(Work to be completed): Each entry must be reproduced precisely as it stands.

Begin Data rows

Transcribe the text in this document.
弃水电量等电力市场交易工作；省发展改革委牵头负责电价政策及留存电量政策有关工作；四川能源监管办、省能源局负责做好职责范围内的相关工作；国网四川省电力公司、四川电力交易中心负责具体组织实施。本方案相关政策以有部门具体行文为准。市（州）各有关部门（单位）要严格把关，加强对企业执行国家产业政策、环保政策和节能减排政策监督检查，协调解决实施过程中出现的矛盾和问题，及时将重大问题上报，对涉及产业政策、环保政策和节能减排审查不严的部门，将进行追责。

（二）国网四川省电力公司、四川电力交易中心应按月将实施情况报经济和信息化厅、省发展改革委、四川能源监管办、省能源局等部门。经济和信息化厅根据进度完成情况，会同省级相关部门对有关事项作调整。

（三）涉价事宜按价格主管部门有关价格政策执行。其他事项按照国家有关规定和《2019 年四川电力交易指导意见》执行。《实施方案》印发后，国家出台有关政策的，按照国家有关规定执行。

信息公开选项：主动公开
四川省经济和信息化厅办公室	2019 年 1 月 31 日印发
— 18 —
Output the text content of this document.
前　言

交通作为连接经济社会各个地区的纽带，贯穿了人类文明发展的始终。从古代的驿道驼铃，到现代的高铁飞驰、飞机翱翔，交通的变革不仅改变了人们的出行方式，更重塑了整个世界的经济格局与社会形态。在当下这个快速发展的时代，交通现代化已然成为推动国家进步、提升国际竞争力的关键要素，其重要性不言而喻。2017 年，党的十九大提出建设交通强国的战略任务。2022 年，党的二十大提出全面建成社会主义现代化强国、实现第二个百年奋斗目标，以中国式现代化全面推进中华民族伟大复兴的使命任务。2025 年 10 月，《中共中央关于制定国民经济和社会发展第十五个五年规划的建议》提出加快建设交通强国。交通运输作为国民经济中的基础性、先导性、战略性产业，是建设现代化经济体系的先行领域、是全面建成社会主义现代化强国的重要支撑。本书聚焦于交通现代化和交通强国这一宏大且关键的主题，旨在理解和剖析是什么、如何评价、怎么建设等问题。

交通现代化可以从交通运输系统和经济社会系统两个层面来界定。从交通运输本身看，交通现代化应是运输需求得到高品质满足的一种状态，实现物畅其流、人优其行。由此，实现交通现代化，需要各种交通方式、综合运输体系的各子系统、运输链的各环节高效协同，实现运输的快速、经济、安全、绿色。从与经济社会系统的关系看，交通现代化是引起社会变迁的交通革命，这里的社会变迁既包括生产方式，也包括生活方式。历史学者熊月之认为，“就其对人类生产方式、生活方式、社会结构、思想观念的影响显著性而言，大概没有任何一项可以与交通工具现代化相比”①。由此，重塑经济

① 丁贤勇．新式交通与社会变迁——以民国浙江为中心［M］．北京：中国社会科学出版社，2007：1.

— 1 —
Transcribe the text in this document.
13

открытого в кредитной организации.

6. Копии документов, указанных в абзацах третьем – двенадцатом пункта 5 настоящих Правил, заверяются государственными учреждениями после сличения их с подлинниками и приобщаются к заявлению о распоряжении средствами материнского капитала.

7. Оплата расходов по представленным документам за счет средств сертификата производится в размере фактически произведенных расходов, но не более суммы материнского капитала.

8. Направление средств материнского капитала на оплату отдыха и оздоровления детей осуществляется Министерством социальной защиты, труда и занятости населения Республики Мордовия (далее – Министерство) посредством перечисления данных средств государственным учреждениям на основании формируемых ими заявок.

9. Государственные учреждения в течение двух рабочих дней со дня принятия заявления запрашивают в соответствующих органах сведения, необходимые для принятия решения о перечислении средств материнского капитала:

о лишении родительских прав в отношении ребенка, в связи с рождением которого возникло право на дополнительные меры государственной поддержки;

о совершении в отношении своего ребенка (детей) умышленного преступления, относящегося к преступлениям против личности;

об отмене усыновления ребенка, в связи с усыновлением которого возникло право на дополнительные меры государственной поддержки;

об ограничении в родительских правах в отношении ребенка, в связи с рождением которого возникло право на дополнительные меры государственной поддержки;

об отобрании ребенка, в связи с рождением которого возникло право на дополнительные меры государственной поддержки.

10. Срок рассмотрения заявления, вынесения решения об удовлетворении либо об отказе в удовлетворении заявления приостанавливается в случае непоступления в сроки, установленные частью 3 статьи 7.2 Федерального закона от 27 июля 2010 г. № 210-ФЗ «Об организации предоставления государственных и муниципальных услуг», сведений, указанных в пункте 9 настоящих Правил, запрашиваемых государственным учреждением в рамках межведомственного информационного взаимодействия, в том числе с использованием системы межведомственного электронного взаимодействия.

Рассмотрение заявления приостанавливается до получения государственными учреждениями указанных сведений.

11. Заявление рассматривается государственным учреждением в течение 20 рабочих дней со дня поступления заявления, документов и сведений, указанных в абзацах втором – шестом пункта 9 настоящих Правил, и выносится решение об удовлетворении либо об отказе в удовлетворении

End Data rows

(The output):
Transcribe the text in this document.
弃水电量等电力市场交易工作；省发展改革委牵头负责电价政策及留存电量政策有关工作；四川能源监管办、省能源局负责做好职责范围内的相关工作；国网四川省电力公司、四川电力交易中心负责具体组织实施。本方案相关政策以有部门具体行文为准。市（州）各有关部门（单位）要严格把关，加强对企业执行国家产业政策、环保政策和节能减排政策监督检查，协调解决实施过程中出现的矛盾和问题，及时将重大问题上报，对涉及产业政策、环保政策和节能减排审查不严的部门，将进行追责。

（二）国网四川省电力公司、四川电力交易中心应按月将实施情况报经济和信息化厅、省发展改革委、四川能源监管办、省能源局等部门。经济和信息化厅根据进度完成情况，会同省级相关部门对有关事项作调整。

（三）涉价事宜按价格主管部门有关价格政策执行。其他事项按照国家有关规定和《2019 年四川电力交易指导意见》执行。《实施方案》印发后，国家出台有关政策的，按照国家有关规定执行。

信息公开选项：主动公开
四川省经济和信息化厅办公室	2019 年 1 月 31 日印发
— 18 —
Output the text content of this document.
前　言

交通作为连接经济社会各个地区的纽带，贯穿了人类文明发展的始终。从古代的驿道驼铃，到现代的高铁飞驰、飞机翱翔，交通的变革不仅改变了人们的出行方式，更重塑了整个世界的经济格局与社会形态。在当下这个快速发展的时代，交通现代化已然成为推动国家进步、提升国际竞争力的关键要素，其重要性不言而喻。2017 年，党的十九大提出建设交通强国的战略任务。2022 年，党的二十大提出全面建成社会主义现代化强国、实现第二个百年奋斗目标，以中国式现代化全面推进中华民族伟大复兴的使命任务。2025 年 10 月，《中共中央关于制定国民经济和社会发展第十五个五年规划的建议》提出加快建设交通强国。交通运输作为国民经济中的基础性、先导性、战略性产业，是建设现代化经济体系的先行领域、是全面建成社会主义现代化强国的重要支撑。本书聚焦于交通现代化和交通强国这一宏大且关键的主题，旨在理解和剖析是什么、如何评价、怎么建设等问题。

交通现代化可以从交通运输系统和经济社会系统两个层面来界定。从交通运输本身看，交通现代化应是运输需求得到高品质满足的一种状态，实现物畅其流、人优其行。由此，实现交通现代化，需要各种交通方式、综合运输体系的各子系统、运输链的各环节高效协同，实现运输的快速、经济、安全、绿色。从与经济社会系统的关系看，交通现代化是引起社会变迁的交通革命，这里的社会变迁既包括生产方式，也包括生活方式。历史学者熊月之认为，“就其对人类生产方式、生活方式、社会结构、思想观念的影响显著性而言，大概没有任何一项可以与交通工具现代化相比”①。由此，重塑经济

① 丁贤勇．新式交通与社会变迁——以民国浙江为中心［M］．北京：中国社会科学出版社，2007：1.

— 1 —
Transcribe the text in this document.
13

открытого в кредитной организации.

6. Копии документов, указанных в абзацах третьем – двенадцатом пункта 5 настоящих Правил, заверяются государственными учреждениями после сличения их с подлинниками и приобщаются к заявлению о распоряжении средствами материнского капитала.

7. Оплата расходов по представленным документам за счет средств сертификата производится в размере фактически произведенных расходов, но не более суммы материнского капитала.

8. Направление средств материнского капитала на оплату отдыха и оздоровления детей осуществляется Министерством социальной защиты, труда и занятости населения Республики Мордовия (далее – Министерство) посредством перечисления данных средств государственным учреждениям на основании формируемых ими заявок.

9. Государственные учреждения в течение двух рабочих дней со дня принятия заявления запрашивают в соответствующих органах сведения, необходимые для принятия решения о перечислении средств материнского капитала:

о лишении родительских прав в отношении ребенка, в связи с рождением которого возникло право на дополнительные меры государственной поддержки;

о совершении в отношении своего ребенка (детей) умышленного преступления, относящегося к преступлениям против личности;

об отмене усыновления ребенка, в связи с усыновлением которого возникло право на дополнительные меры государственной поддержки;

об ограничении в родительских правах в отношении ребенка, в связи с рождением которого возникло право на дополнительные меры государственной поддержки;

об отобрании ребенка, в связи с рождением которого возникло право на дополнительные меры государственной поддержки.

10. Срок рассмотрения заявления, вынесения решения об удовлетворении либо об отказе в удовлетворении заявления приостанавливается в случае непоступления в сроки, установленные частью 3 статьи 7.2 Федерального закона от 27 июля 2010 г. № 210-ФЗ «Об организации предоставления государственных и муниципальных услуг», сведений, указанных в пункте 9 настоящих Правил, запрашиваемых государственным учреждением в рамках межведомственного информационного взаимодействия, в том числе с использованием системы межведомственного электронного взаимодействия.

Рассмотрение заявления приостанавливается до получения государственными учреждениями указанных сведений.

11. Заявление рассматривается государственным учреждением в течение 20 рабочих дней со дня поступления заявления, документов и сведений, указанных в абзацах втором – шестом пункта 9 настоящих Правил, и выносится решение об удовлетворении либо об отказе в удовлетворении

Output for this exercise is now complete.